= Supplied data =
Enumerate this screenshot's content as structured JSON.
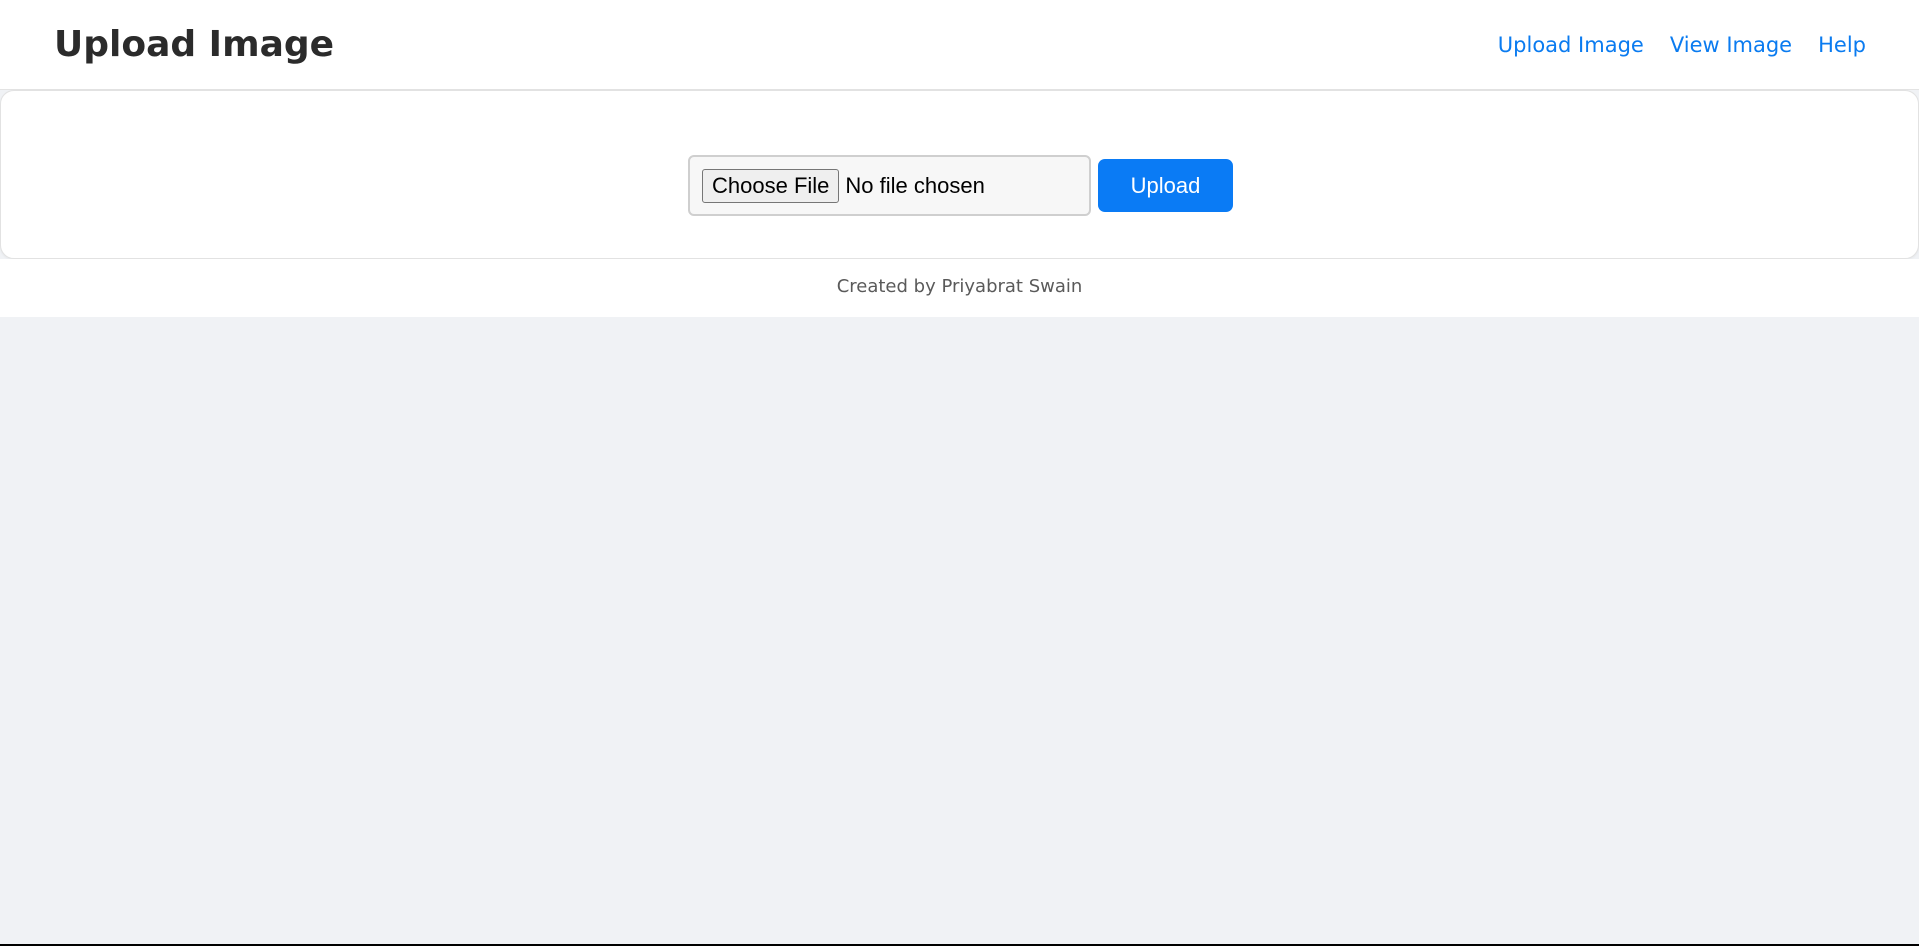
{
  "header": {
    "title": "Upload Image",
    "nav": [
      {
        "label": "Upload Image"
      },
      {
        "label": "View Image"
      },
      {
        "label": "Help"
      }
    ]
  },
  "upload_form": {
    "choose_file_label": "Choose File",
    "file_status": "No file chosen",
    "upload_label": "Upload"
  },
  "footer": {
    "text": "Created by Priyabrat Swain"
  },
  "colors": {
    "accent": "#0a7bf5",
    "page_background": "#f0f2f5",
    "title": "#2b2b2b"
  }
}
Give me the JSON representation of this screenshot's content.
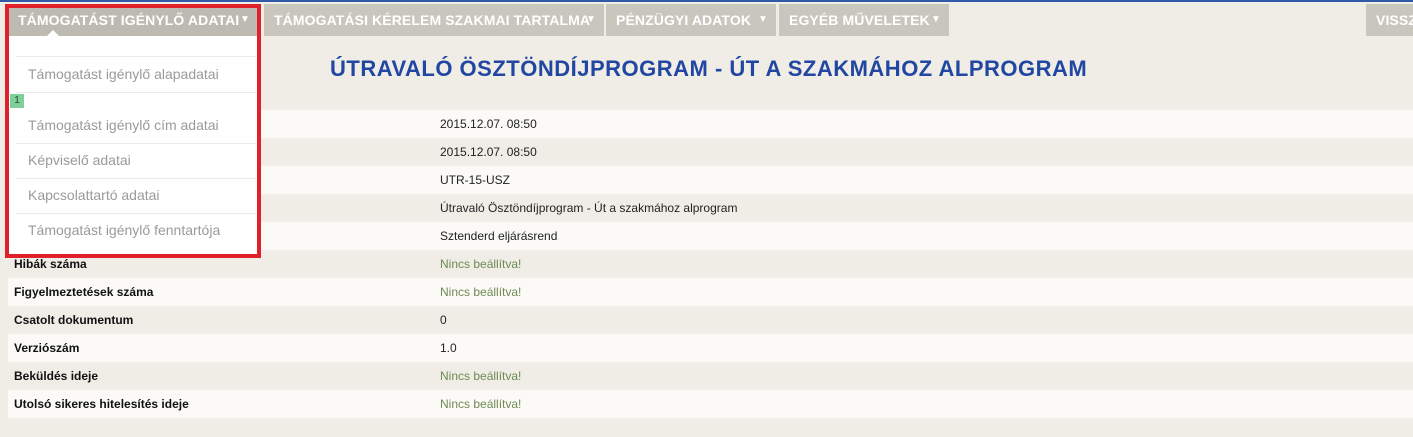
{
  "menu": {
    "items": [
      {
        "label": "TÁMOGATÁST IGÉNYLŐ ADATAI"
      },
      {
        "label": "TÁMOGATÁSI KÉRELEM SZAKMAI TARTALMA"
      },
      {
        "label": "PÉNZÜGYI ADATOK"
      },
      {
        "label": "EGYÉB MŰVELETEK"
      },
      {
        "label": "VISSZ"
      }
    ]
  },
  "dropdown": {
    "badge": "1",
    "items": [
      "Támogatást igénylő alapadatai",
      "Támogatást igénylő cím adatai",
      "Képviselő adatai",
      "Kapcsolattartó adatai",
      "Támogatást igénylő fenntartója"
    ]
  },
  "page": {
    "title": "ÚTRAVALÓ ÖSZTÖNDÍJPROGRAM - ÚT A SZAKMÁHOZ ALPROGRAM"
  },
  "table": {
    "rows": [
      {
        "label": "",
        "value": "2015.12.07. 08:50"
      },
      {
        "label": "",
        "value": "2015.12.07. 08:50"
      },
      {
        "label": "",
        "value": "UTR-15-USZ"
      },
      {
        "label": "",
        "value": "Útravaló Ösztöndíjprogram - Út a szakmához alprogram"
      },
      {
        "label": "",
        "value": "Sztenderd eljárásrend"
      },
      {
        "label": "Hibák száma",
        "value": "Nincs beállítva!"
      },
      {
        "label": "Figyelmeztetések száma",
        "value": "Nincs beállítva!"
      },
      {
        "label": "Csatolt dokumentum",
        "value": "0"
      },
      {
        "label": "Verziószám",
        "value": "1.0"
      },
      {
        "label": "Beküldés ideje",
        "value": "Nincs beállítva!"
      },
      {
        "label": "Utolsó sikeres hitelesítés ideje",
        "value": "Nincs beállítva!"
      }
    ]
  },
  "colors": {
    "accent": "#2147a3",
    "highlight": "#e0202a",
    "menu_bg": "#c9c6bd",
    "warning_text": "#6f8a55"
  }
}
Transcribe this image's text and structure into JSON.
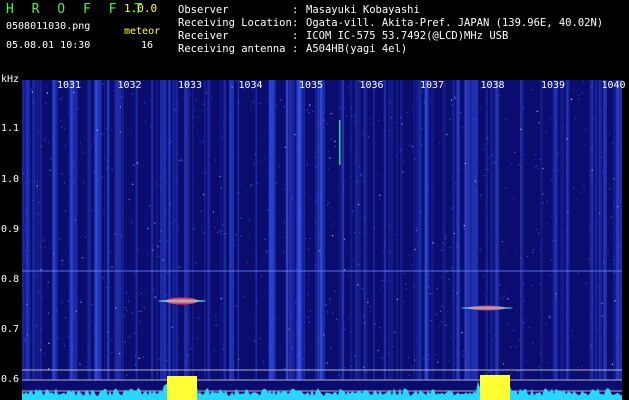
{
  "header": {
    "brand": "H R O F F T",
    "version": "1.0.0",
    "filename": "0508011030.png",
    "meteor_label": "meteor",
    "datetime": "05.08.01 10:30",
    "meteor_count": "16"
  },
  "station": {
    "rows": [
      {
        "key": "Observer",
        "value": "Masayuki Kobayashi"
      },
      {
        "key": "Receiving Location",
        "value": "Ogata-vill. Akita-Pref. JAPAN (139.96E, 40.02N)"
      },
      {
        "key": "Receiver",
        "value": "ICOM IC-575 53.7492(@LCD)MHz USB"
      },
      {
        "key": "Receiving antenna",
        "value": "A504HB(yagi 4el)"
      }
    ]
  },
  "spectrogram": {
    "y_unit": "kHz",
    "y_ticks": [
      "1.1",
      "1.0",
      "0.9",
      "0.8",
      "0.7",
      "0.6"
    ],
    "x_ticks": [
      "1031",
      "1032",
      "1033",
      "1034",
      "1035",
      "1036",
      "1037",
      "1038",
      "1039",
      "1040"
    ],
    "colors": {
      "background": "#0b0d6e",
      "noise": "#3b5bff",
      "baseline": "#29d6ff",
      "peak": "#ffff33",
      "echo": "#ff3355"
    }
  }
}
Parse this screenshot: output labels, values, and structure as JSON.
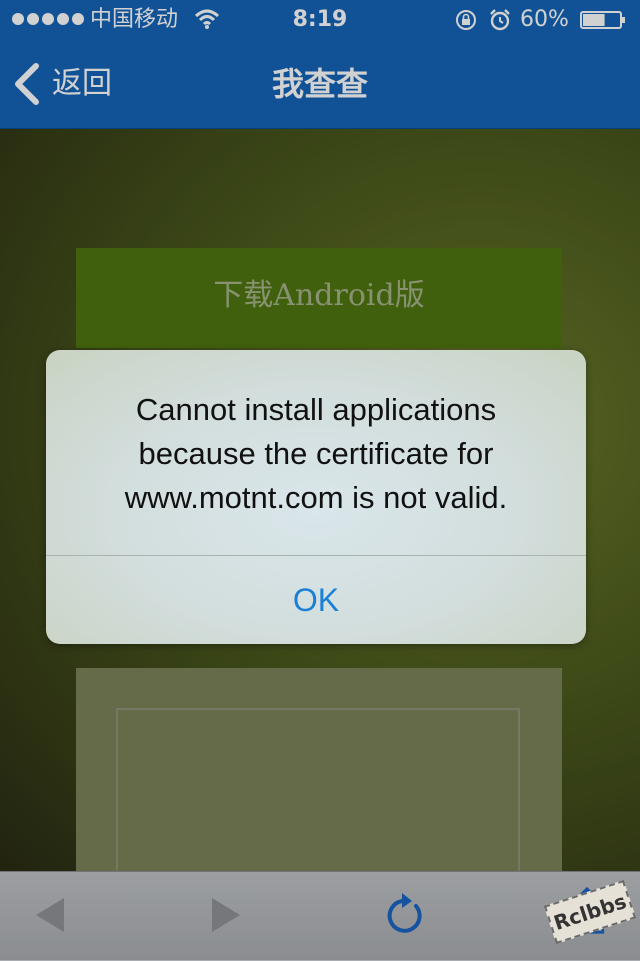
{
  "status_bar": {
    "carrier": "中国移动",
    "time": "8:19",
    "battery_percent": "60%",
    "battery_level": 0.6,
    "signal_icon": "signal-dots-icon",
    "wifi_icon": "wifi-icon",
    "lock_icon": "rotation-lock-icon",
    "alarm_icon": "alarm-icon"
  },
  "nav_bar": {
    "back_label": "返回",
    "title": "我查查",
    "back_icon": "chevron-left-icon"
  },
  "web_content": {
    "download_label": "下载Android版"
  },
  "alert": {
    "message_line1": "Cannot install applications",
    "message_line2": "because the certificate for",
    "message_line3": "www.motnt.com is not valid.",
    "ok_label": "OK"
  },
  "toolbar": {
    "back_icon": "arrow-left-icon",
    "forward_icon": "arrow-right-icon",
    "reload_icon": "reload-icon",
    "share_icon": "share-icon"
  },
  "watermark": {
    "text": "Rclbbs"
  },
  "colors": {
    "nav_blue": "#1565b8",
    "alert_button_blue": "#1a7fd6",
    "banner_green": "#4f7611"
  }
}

= Task objective =
Check every line of the listing for the string "arrow" and report how many lines have it, as a number alone.

= Answer to the problem =
2